>> BEGIN DATA SUPPLIED

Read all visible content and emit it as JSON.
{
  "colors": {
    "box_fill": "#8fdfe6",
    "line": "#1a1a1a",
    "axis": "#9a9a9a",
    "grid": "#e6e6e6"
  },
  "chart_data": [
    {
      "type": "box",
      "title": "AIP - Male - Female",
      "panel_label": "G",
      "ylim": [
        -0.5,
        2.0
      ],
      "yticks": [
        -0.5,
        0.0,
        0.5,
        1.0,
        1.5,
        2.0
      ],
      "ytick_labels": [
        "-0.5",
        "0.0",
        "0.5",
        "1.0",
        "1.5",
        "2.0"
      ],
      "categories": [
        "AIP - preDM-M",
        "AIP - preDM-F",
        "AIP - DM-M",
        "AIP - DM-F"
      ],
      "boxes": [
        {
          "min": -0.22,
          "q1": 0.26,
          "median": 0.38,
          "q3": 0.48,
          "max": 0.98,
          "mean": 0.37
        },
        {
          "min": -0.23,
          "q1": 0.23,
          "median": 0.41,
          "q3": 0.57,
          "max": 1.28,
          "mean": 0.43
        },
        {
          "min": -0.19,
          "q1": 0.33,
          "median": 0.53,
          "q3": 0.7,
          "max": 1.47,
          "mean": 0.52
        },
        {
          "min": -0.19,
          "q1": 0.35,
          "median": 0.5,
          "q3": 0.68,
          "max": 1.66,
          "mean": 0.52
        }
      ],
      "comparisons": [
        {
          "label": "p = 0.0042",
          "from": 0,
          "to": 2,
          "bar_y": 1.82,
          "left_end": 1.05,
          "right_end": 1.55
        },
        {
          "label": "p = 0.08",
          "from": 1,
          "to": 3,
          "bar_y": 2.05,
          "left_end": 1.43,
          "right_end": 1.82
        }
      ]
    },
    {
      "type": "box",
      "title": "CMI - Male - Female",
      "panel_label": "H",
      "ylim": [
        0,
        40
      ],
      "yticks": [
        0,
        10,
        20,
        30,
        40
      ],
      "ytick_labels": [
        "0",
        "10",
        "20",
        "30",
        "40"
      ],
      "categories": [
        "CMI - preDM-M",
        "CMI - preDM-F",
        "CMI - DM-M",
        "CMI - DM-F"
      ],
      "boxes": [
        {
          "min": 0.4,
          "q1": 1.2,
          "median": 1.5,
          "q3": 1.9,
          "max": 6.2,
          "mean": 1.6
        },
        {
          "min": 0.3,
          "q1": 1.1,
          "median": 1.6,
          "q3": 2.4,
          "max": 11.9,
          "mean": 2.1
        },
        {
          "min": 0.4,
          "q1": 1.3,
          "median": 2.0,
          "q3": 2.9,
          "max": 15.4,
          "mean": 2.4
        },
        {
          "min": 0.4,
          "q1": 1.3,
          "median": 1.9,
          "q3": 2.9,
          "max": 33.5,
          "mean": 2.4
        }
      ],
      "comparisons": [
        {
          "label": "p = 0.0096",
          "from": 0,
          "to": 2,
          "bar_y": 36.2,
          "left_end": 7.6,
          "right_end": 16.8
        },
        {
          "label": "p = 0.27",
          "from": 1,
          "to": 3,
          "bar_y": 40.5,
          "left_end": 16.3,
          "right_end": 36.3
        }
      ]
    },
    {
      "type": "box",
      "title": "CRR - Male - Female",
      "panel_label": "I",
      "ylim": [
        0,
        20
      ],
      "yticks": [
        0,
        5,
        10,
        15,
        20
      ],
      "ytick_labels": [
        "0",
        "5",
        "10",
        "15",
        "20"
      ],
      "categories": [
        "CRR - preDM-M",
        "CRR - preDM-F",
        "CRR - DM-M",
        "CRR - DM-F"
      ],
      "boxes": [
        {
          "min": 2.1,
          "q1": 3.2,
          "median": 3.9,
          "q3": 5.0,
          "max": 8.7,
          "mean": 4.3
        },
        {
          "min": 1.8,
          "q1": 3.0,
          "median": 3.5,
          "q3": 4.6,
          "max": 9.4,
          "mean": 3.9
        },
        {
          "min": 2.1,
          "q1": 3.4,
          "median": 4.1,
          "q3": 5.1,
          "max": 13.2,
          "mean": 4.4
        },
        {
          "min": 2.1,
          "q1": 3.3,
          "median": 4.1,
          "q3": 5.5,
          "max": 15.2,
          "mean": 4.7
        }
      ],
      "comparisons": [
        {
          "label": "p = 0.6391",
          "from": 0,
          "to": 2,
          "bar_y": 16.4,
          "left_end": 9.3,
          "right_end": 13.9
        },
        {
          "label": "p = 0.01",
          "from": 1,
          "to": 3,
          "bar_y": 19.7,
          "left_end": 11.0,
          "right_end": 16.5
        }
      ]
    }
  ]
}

>> END DATA SUPPLIED
>> BEGIN DATA SUPPLIED

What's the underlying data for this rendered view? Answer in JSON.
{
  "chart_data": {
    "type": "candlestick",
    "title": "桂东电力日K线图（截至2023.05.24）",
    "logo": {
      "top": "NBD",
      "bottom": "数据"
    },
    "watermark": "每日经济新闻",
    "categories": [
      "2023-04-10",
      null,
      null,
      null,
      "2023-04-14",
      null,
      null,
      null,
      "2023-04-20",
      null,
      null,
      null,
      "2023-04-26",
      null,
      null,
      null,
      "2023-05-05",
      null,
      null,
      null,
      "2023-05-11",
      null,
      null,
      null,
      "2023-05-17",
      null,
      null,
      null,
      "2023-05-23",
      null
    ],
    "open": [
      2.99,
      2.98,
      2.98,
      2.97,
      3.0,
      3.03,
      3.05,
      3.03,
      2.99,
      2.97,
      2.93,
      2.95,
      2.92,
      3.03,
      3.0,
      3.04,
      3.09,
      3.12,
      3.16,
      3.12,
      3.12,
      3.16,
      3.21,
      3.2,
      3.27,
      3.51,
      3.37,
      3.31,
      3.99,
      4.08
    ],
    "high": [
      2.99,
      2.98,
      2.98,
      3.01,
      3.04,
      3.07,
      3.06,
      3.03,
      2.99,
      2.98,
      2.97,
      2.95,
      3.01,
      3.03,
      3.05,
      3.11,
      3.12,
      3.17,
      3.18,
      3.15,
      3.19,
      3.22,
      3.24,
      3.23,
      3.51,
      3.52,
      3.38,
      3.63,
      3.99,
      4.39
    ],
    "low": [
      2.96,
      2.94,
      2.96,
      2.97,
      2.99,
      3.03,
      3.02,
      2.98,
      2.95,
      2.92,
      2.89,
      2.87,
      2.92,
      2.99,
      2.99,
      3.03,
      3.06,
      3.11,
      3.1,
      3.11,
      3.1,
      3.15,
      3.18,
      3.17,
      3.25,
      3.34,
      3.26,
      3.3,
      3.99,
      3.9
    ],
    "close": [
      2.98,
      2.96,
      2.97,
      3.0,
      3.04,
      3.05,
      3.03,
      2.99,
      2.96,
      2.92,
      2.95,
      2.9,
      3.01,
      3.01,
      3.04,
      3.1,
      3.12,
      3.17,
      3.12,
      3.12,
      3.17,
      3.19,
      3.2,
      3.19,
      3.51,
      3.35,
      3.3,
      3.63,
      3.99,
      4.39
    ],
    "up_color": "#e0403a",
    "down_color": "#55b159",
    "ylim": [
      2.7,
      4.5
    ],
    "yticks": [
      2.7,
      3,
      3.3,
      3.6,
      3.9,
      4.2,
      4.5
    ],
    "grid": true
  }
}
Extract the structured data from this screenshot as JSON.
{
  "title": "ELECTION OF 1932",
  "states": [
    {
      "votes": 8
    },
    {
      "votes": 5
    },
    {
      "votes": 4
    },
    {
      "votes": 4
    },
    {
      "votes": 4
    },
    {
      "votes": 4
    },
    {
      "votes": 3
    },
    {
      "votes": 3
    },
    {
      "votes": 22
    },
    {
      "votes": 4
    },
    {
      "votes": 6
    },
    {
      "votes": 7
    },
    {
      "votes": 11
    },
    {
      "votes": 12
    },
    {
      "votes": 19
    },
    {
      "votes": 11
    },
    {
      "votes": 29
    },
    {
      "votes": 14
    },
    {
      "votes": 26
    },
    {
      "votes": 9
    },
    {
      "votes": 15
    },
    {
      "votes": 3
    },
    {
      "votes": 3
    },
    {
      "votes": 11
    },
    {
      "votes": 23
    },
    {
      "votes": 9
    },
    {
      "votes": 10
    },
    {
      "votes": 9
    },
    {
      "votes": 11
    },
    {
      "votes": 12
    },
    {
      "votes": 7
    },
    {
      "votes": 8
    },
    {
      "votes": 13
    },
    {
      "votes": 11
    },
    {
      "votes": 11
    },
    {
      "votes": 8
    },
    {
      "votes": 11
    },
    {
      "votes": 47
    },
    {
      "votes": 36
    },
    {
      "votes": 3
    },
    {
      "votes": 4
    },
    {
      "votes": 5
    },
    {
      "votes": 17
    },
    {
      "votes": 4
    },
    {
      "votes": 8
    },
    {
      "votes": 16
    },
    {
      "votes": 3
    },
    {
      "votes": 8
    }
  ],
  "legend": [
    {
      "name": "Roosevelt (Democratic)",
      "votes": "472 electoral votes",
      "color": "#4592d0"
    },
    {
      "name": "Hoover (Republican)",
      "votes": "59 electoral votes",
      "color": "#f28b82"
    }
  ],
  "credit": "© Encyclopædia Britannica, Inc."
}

>> END DATA SUPPLIED

▶ **GOAL**:
Where does the word "Female" appear in the listing? List each line that holds it.

▶ **RESPONSE TO THE TASK**:
      "title": "AIP - Male - Female",
      "title": "CMI - Male - Female",
      "title": "CRR - Male - Female",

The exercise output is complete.